## 任务目标
从条目的第一行开始，一直到含有“staticText: 11m 46s <box>228”的那一行为止，把这些行改写成编号列表，首尾两行都包括在内，空行略去。

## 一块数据
........

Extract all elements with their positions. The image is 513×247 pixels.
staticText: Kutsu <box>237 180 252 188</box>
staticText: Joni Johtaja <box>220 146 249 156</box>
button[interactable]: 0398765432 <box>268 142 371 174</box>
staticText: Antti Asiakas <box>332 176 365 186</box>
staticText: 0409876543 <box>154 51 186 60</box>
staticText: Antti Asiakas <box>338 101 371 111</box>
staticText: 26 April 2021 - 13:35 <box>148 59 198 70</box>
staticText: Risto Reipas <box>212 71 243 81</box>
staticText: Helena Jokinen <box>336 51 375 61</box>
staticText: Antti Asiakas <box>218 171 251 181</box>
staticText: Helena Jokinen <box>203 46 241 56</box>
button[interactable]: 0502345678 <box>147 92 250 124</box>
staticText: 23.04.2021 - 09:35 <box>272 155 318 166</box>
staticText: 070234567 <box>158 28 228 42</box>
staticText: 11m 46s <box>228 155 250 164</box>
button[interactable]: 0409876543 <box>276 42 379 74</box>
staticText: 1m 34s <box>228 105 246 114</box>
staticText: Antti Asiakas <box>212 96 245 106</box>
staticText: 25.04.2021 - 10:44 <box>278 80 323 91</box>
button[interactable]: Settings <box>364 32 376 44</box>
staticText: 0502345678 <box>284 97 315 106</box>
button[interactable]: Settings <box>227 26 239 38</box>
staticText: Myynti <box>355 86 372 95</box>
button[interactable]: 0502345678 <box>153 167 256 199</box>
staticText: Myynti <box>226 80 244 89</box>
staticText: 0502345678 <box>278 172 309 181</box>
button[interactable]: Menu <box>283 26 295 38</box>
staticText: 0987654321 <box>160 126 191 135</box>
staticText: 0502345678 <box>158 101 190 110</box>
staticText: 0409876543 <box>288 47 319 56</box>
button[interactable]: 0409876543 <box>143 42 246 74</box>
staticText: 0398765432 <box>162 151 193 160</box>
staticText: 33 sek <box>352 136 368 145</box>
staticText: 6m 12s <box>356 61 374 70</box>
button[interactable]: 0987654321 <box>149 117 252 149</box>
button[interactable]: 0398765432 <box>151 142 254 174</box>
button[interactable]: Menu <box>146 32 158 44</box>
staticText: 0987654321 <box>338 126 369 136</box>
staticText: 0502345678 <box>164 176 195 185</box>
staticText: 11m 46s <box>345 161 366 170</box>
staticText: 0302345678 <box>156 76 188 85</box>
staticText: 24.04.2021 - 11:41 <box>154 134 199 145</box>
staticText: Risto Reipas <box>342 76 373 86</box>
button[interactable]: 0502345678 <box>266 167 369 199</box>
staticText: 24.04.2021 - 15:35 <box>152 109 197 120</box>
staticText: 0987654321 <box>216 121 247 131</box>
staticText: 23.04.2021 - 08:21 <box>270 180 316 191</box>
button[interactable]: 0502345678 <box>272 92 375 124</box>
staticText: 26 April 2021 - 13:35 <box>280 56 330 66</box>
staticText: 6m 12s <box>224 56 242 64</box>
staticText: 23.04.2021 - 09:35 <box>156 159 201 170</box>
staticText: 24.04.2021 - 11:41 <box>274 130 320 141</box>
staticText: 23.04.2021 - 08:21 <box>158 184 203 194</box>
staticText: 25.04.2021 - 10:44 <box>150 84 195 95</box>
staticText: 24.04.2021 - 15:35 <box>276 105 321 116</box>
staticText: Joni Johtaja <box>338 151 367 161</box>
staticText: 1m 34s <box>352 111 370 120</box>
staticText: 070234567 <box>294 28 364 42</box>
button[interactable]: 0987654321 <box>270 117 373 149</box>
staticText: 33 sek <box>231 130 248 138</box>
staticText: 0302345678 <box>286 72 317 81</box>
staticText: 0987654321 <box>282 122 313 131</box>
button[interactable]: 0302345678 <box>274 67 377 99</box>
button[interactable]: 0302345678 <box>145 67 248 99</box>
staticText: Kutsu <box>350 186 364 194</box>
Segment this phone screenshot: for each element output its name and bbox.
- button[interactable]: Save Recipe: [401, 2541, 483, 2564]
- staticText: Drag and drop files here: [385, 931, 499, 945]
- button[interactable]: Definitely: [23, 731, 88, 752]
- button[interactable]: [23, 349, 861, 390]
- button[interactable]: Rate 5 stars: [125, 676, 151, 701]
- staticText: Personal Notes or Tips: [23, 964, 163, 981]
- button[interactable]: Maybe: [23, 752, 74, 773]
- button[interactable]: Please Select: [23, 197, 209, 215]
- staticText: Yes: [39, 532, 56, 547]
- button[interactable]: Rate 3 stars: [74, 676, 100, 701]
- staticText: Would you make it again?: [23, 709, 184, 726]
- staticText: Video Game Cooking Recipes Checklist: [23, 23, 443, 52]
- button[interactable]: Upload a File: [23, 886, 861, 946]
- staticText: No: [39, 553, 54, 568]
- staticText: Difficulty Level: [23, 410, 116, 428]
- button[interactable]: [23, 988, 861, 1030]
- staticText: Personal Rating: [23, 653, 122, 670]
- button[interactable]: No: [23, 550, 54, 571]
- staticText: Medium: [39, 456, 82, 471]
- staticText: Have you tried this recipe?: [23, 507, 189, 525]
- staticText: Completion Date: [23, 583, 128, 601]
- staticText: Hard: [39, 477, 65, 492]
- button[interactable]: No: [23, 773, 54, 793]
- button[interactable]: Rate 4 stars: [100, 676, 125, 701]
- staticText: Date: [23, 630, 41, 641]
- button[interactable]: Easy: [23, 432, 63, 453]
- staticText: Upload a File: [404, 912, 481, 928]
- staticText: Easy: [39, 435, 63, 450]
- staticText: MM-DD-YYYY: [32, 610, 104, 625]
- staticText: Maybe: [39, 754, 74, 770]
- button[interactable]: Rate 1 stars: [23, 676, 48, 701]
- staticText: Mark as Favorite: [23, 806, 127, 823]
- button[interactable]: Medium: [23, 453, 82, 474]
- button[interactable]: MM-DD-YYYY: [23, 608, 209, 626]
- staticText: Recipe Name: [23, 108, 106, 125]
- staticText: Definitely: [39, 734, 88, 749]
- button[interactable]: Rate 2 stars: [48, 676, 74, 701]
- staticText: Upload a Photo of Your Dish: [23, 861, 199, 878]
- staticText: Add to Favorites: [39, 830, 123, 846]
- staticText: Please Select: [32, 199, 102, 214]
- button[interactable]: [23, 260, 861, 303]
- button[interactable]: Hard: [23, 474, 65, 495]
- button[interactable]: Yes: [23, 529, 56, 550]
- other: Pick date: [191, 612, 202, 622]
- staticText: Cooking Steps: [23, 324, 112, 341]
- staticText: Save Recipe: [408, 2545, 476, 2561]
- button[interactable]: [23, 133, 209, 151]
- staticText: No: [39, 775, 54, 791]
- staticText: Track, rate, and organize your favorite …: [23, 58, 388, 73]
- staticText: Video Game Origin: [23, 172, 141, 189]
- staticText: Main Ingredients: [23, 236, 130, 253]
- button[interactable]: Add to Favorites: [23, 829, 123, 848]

........

## 结果
1. Extract all elements with their positions. The image is 513×247 pixels.
2. staticText: Kutsu <box>237 180 252 188</box>
3. staticText: Joni Johtaja <box>220 146 249 156</box>
4. button[interactable]: 0398765432 <box>268 142 371 174</box>
5. staticText: Antti Asiakas <box>332 176 365 186</box>
6. staticText: 0409876543 <box>154 51 186 60</box>
7. staticText: Antti Asiakas <box>338 101 371 111</box>
8. staticText: 26 April 2021 - 13:35 <box>148 59 198 70</box>
9. staticText: Risto Reipas <box>212 71 243 81</box>
10. staticText: Helena Jokinen <box>336 51 375 61</box>
11. staticText: Antti Asiakas <box>218 171 251 181</box>
12. staticText: Helena Jokinen <box>203 46 241 56</box>
13. button[interactable]: 0502345678 <box>147 92 250 124</box>
14. staticText: 23.04.2021 - 09:35 <box>272 155 318 166</box>
15. staticText: 070234567 <box>158 28 228 42</box>
16. staticText: 11m 46s <box>228 155 250 164</box>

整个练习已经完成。